### TO BE DONE
All the data should be repeated exactly. Any image in it is left out.

### RECORD EXCERPTS
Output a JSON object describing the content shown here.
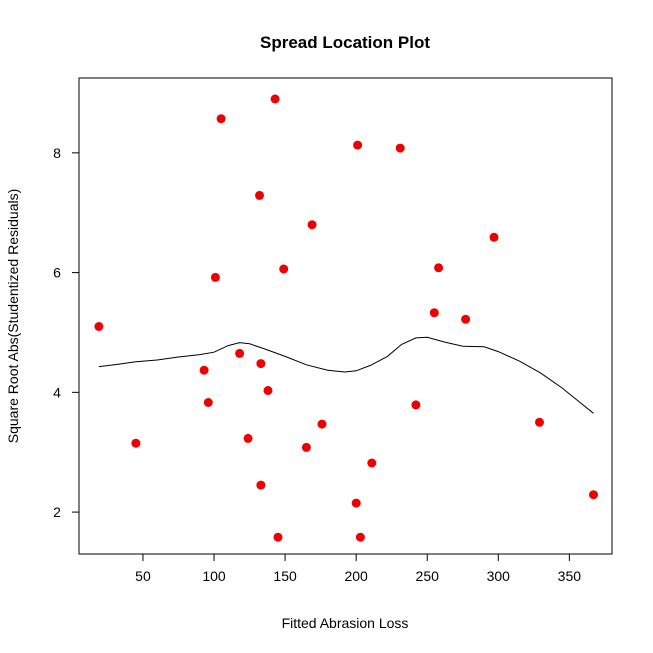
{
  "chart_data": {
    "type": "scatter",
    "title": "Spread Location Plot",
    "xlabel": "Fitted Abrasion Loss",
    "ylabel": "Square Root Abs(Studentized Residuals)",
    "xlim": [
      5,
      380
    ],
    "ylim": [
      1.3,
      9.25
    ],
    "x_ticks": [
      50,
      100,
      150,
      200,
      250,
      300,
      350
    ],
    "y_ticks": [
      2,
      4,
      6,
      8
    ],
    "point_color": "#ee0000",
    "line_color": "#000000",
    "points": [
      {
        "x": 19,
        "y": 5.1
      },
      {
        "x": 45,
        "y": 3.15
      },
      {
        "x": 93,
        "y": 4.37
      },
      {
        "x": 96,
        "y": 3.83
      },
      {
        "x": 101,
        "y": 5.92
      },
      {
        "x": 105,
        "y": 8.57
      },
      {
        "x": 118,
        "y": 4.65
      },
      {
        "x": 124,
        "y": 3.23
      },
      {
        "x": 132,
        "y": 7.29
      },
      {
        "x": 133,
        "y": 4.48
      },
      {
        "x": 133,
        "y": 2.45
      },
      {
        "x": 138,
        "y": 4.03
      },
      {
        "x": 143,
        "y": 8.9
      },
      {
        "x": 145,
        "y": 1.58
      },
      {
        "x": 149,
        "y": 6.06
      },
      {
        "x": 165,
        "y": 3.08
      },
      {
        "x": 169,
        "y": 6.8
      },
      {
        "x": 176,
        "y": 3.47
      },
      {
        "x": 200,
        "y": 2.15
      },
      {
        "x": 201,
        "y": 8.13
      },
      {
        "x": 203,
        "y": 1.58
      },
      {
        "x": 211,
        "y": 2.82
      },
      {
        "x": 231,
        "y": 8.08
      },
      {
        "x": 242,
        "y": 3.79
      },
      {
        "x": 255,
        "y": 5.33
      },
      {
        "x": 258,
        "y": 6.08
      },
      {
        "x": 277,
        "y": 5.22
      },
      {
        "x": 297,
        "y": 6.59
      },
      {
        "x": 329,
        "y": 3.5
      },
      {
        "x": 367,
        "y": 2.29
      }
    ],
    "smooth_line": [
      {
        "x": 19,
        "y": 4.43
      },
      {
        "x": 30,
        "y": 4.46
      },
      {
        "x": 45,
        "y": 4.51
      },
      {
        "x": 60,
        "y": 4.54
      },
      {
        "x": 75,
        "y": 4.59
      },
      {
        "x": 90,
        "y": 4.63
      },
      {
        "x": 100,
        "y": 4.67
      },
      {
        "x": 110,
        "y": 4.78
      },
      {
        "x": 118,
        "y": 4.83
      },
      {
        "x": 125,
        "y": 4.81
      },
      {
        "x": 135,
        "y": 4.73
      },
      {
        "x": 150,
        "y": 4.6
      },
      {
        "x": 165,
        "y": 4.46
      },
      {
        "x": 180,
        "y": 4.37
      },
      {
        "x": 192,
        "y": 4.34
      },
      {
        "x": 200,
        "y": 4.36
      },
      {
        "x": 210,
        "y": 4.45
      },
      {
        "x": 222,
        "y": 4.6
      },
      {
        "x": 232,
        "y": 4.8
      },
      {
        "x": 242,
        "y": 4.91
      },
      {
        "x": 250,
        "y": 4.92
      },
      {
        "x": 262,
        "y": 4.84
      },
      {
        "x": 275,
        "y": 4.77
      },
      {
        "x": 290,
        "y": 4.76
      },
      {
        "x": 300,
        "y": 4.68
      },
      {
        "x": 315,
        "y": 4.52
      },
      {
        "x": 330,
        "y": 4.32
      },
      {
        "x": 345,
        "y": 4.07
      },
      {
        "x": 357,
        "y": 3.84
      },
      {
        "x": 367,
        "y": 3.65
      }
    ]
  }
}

### RESULT OF THE EXERCISE
Output a JSON object describing the content shown here.
{
  "chart_data": {
    "type": "scatter",
    "title": "Spread Location Plot",
    "xlabel": "Fitted Abrasion Loss",
    "ylabel": "Square Root Abs(Studentized Residuals)",
    "xlim": [
      5,
      380
    ],
    "ylim": [
      1.3,
      9.25
    ],
    "x_ticks": [
      50,
      100,
      150,
      200,
      250,
      300,
      350
    ],
    "y_ticks": [
      2,
      4,
      6,
      8
    ],
    "point_color": "#ee0000",
    "line_color": "#000000",
    "points": [
      {
        "x": 19,
        "y": 5.1
      },
      {
        "x": 45,
        "y": 3.15
      },
      {
        "x": 93,
        "y": 4.37
      },
      {
        "x": 96,
        "y": 3.83
      },
      {
        "x": 101,
        "y": 5.92
      },
      {
        "x": 105,
        "y": 8.57
      },
      {
        "x": 118,
        "y": 4.65
      },
      {
        "x": 124,
        "y": 3.23
      },
      {
        "x": 132,
        "y": 7.29
      },
      {
        "x": 133,
        "y": 4.48
      },
      {
        "x": 133,
        "y": 2.45
      },
      {
        "x": 138,
        "y": 4.03
      },
      {
        "x": 143,
        "y": 8.9
      },
      {
        "x": 145,
        "y": 1.58
      },
      {
        "x": 149,
        "y": 6.06
      },
      {
        "x": 165,
        "y": 3.08
      },
      {
        "x": 169,
        "y": 6.8
      },
      {
        "x": 176,
        "y": 3.47
      },
      {
        "x": 200,
        "y": 2.15
      },
      {
        "x": 201,
        "y": 8.13
      },
      {
        "x": 203,
        "y": 1.58
      },
      {
        "x": 211,
        "y": 2.82
      },
      {
        "x": 231,
        "y": 8.08
      },
      {
        "x": 242,
        "y": 3.79
      },
      {
        "x": 255,
        "y": 5.33
      },
      {
        "x": 258,
        "y": 6.08
      },
      {
        "x": 277,
        "y": 5.22
      },
      {
        "x": 297,
        "y": 6.59
      },
      {
        "x": 329,
        "y": 3.5
      },
      {
        "x": 367,
        "y": 2.29
      }
    ],
    "smooth_line": [
      {
        "x": 19,
        "y": 4.43
      },
      {
        "x": 30,
        "y": 4.46
      },
      {
        "x": 45,
        "y": 4.51
      },
      {
        "x": 60,
        "y": 4.54
      },
      {
        "x": 75,
        "y": 4.59
      },
      {
        "x": 90,
        "y": 4.63
      },
      {
        "x": 100,
        "y": 4.67
      },
      {
        "x": 110,
        "y": 4.78
      },
      {
        "x": 118,
        "y": 4.83
      },
      {
        "x": 125,
        "y": 4.81
      },
      {
        "x": 135,
        "y": 4.73
      },
      {
        "x": 150,
        "y": 4.6
      },
      {
        "x": 165,
        "y": 4.46
      },
      {
        "x": 180,
        "y": 4.37
      },
      {
        "x": 192,
        "y": 4.34
      },
      {
        "x": 200,
        "y": 4.36
      },
      {
        "x": 210,
        "y": 4.45
      },
      {
        "x": 222,
        "y": 4.6
      },
      {
        "x": 232,
        "y": 4.8
      },
      {
        "x": 242,
        "y": 4.91
      },
      {
        "x": 250,
        "y": 4.92
      },
      {
        "x": 262,
        "y": 4.84
      },
      {
        "x": 275,
        "y": 4.77
      },
      {
        "x": 290,
        "y": 4.76
      },
      {
        "x": 300,
        "y": 4.68
      },
      {
        "x": 315,
        "y": 4.52
      },
      {
        "x": 330,
        "y": 4.32
      },
      {
        "x": 345,
        "y": 4.07
      },
      {
        "x": 357,
        "y": 3.84
      },
      {
        "x": 367,
        "y": 3.65
      }
    ]
  }
}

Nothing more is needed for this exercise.